### Goal
Please list all lines of the material below in which the string "vikt" occurs.

### Dataset records

+ + + + + + +

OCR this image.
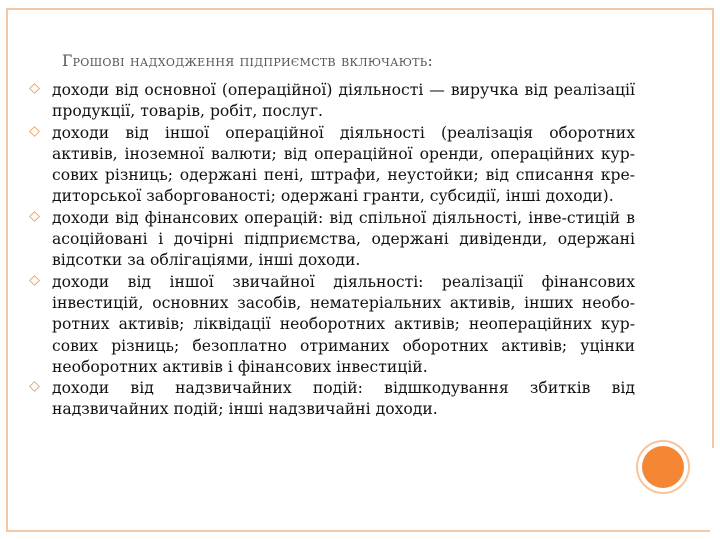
Грошові надходження підприємств включають:

доходи від основної (операційної) діяльності — виручка від реалізації продукції, товарів, робіт, послуг.

доходи від іншої операційної діяльності (реалізація оборотних активів, іноземної валюти; від операційної оренди, операційних кур-сових різниць; одержані пені, штрафи, неустойки; від списання кре-диторської заборгованості; одержані гранти, субсидії, інші доходи).

доходи від фінансових операцій: від спільної діяльності, інве-стицій в асоційовані і дочірні підприємства, одержані дивіденди, одержані відсотки за облігаціями, інші доходи.

доходи від іншої звичайної діяльності: реалізації фінансових інвестицій, основних засобів, нематеріальних активів, інших необо-ротних активів; ліквідації необоротних активів; неопераційних кур-сових різниць; безоплатно отриманих оборотних активів; уцінки необоротних активів і фінансових інвестицій.

доходи від надзвичайних подій: відшкодування збитків від надзвичайних подій; інші надзвичайні доходи.
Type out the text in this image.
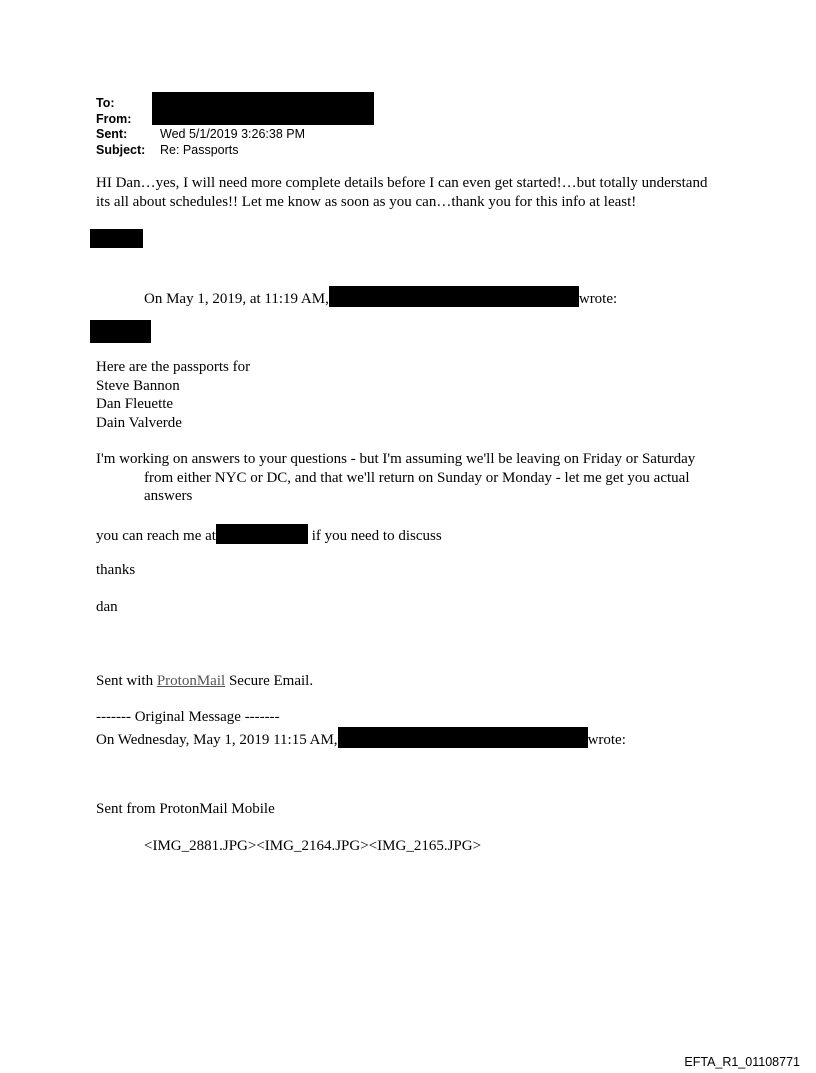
To:
From:
Sent:	Wed 5/1/2019 3:26:38 PM
Subject:	Re: Passports
HI Dan…yes, I will need more complete details before I can even get started!…but totally understand its all about schedules!! Let me know as soon as you can…thank you for this info at least!
On May 1, 2019, at 11:19 AM,	wrote:
Here are the passports for
Steve Bannon
Dan Fleuette
Dain Valverde
I'm working on answers to your questions - but I'm assuming we'll be leaving on Friday or Saturday from either NYC or DC, and that we'll return on Sunday or Monday - let me get you actual answers
you can reach me at	if you need to discuss
thanks
dan
Sent with ProtonMail Secure Email.
------- Original Message -------
On Wednesday, May 1, 2019 11:15 AM,	wrote:
Sent from ProtonMail Mobile
<IMG_2881.JPG><IMG_2164.JPG><IMG_2165.JPG>
EFTA_R1_01108771
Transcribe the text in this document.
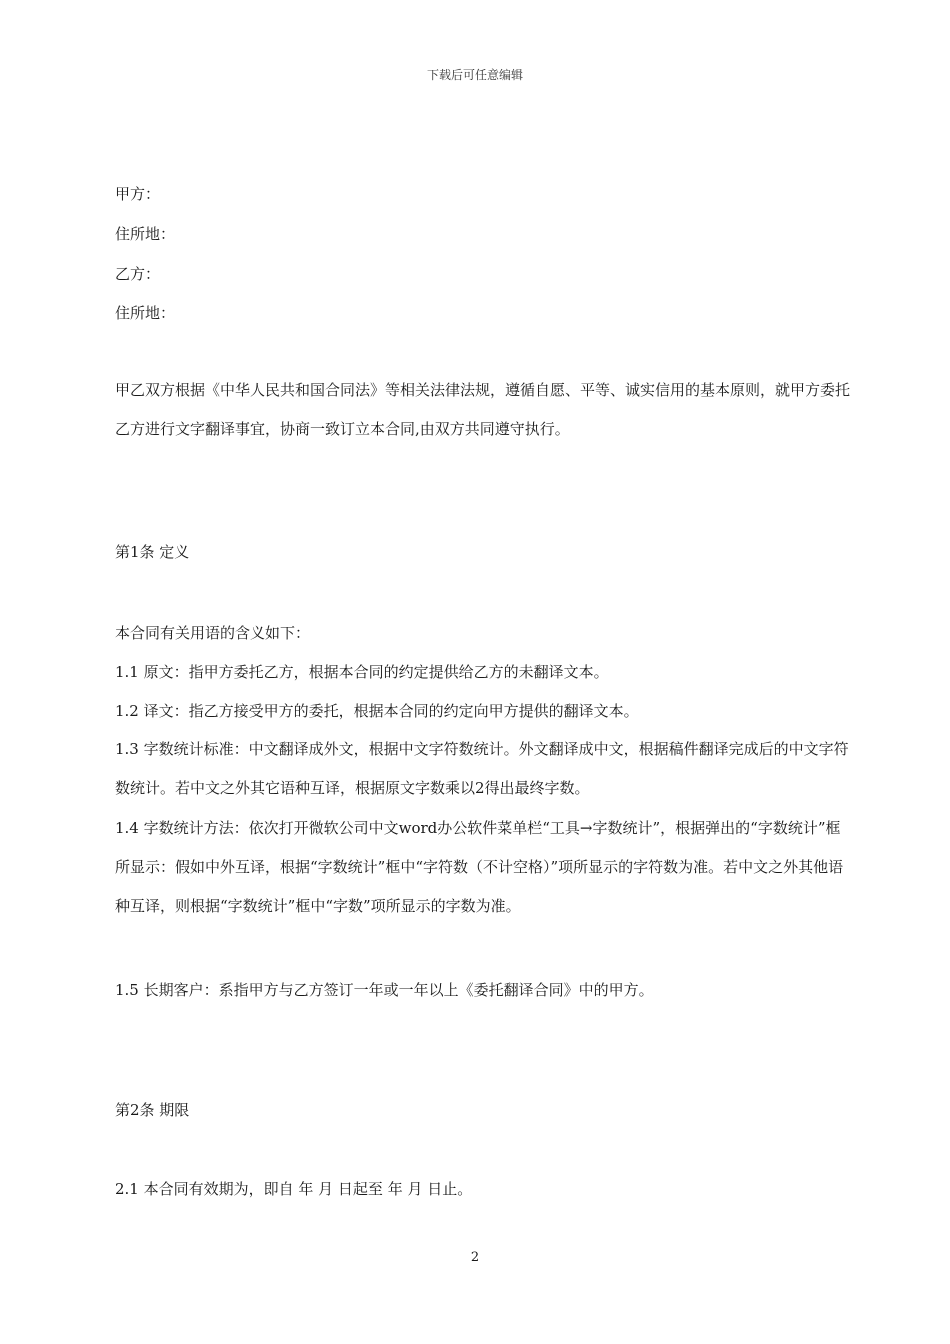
下载后可任意编辑
甲方：
住所地：
乙方：
住所地：
甲乙双方根据《中华人民共和国合同法》等相关法律法规，遵循自愿、平等、诚实信用的基本原则，就甲方委托乙方进行文字翻译事宜，协商一致订立本合同,由双方共同遵守执行。
第1条 定义
本合同有关用语的含义如下：
1.1 原文：指甲方委托乙方，根据本合同的约定提供给乙方的未翻译文本。
1.2 译文：指乙方接受甲方的委托，根据本合同的约定向甲方提供的翻译文本。
1.3 字数统计标准：中文翻译成外文，根据中文字符数统计。外文翻译成中文，根据稿件翻译完成后的中文字符数统计。若中文之外其它语种互译，根据原文字数乘以2得出最终字数。
1.4 字数统计方法：依次打开微软公司中文word办公软件菜单栏“工具→字数统计”，根据弹出的“字数统计”框所显示：假如中外互译，根据“字数统计”框中“字符数（不计空格）”项所显示的字符数为准。若中文之外其他语种互译，则根据“字数统计”框中“字数”项所显示的字数为准。
1.5 长期客户：系指甲方与乙方签订一年或一年以上《委托翻译合同》中的甲方。
第2条 期限
2.1 本合同有效期为，即自 年 月 日起至 年 月 日止。
2
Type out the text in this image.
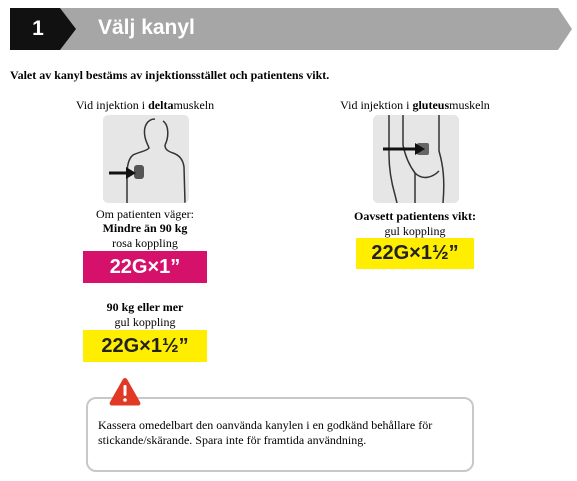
1	Välj kanyl
Valet av kanyl bestäms av injektionsstället och patientens vikt.
Vid injektion i deltamuskeln
Om patienten väger:
Mindre än 90 kg
rosa koppling
22G×1”
90 kg eller mer
gul koppling
22G×1½”
Vid injektion i gluteusmuskeln
Oavsett patientens vikt:
gul koppling
22G×1½”
Kassera omedelbart den oanvända kanylen i en godkänd behållare för stickande/skärande. Spara inte för framtida användning.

+ + + + + + +

### Written response
Valet av kanyl bestäms av injektionsstället och patientens vikt.
Oavsett patientens vikt:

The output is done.